---------- Given entries

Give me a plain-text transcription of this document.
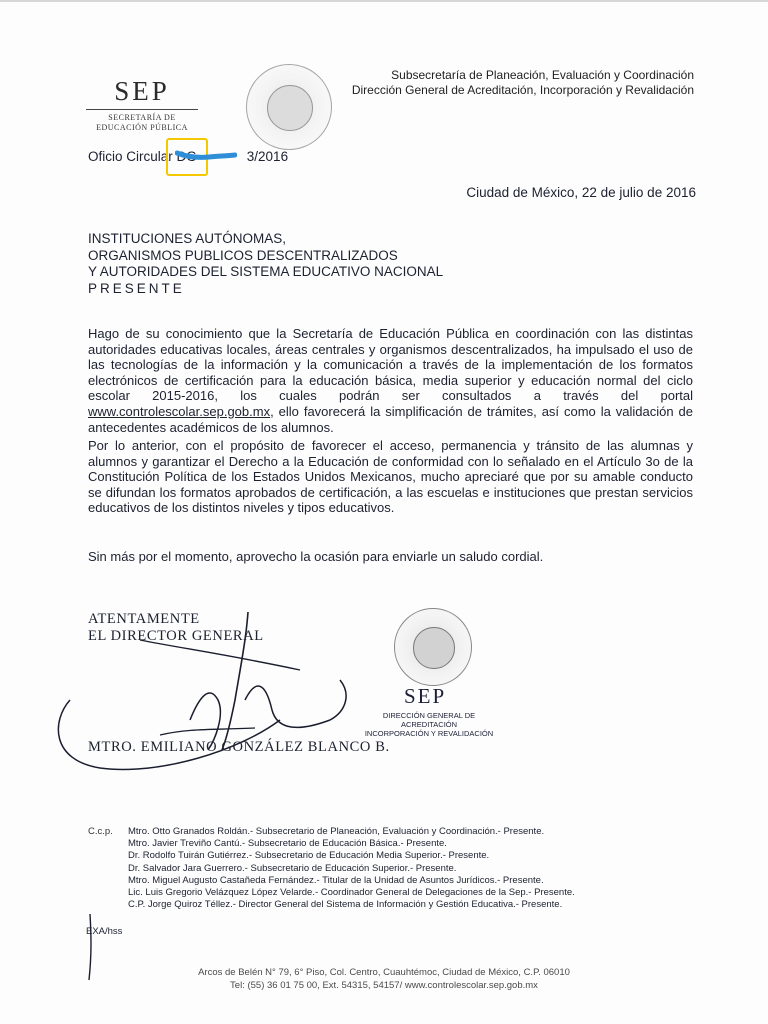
SEP
SECRETARÍA DE
EDUCACIÓN PÚBLICA
Subsecretaría de Planeación, Evaluación y Coordinación
Dirección General de Acreditación, Incorporación y Revalidación
Oficio Circular DG	3/2016
Ciudad de México, 22 de julio de 2016
INSTITUCIONES AUTÓNOMAS,
ORGANISMOS PUBLICOS DESCENTRALIZADOS
Y AUTORIDADES DEL SISTEMA EDUCATIVO NACIONAL
PRESENTE
Hago de su conocimiento que la Secretaría de Educación Pública en coordinación con las distintas autoridades educativas locales, áreas centrales y organismos descentralizados, ha impulsado el uso de las tecnologías de la información y la comunicación a través de la implementación de los formatos electrónicos de certificación para la educación básica, media superior y educación normal del ciclo escolar 2015-2016, los cuales podrán ser consultados a través del portal www.controlescolar.sep.gob.mx, ello favorecerá la simplificación de trámites, así como la validación de antecedentes académicos de los alumnos.
Por lo anterior, con el propósito de favorecer el acceso, permanencia y tránsito de las alumnas y alumnos y garantizar el Derecho a la Educación de conformidad con lo señalado en el Artículo 3o de la Constitución Política de los Estados Unidos Mexicanos, mucho apreciaré que por su amable conducto se difundan los formatos aprobados de certificación, a las escuelas e instituciones que prestan servicios educativos de los distintos niveles y tipos educativos.
Sin más por el momento, aprovecho la ocasión para enviarle un saludo cordial.
ATENTAMENTE
EL DIRECTOR GENERAL
MTRO. EMILIANO GONZÁLEZ BLANCO B.
SEP
DIRECCIÓN GENERAL DE ACREDITACIÓN
INCORPORACIÓN Y REVALIDACIÓN
C.c.p. Mtro. Otto Granados Roldán.- Subsecretario de Planeación, Evaluación y Coordinación.- Presente.
Mtro. Javier Treviño Cantú.- Subsecretario de Educación Básica.- Presente.
Dr. Rodolfo Tuirán Gutiérrez.- Subsecretario de Educación Media Superior.- Presente.
Dr. Salvador Jara Guerrero.- Subsecretario de Educación Superior.- Presente.
Mtro. Miguel Augusto Castañeda Fernández.- Titular de la Unidad de Asuntos Jurídicos.- Presente.
Lic. Luis Gregorio Velázquez López Velarde.- Coordinador General de Delegaciones de la Sep.- Presente.
C.P. Jorge Quiroz Téllez.- Director General del Sistema de Información y Gestión Educativa.- Presente.
EXA/hss
Arcos de Belén N° 79, 6° Piso, Col. Centro, Cuauhtémoc, Ciudad de México, C.P. 06010
Tel: (55) 36 01 75 00, Ext. 54315, 54157/ www.controlescolar.sep.gob.mx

--------------------

Short exercise -
Display every line of the listing that contains the string "Evaluación".

Output -
Subsecretaría de Planeación, Evaluación y Coordinación
C.c.p. Mtro. Otto Granados Roldán.- Subsecretario de Planeación, Evaluación y Coordinación.- Presente.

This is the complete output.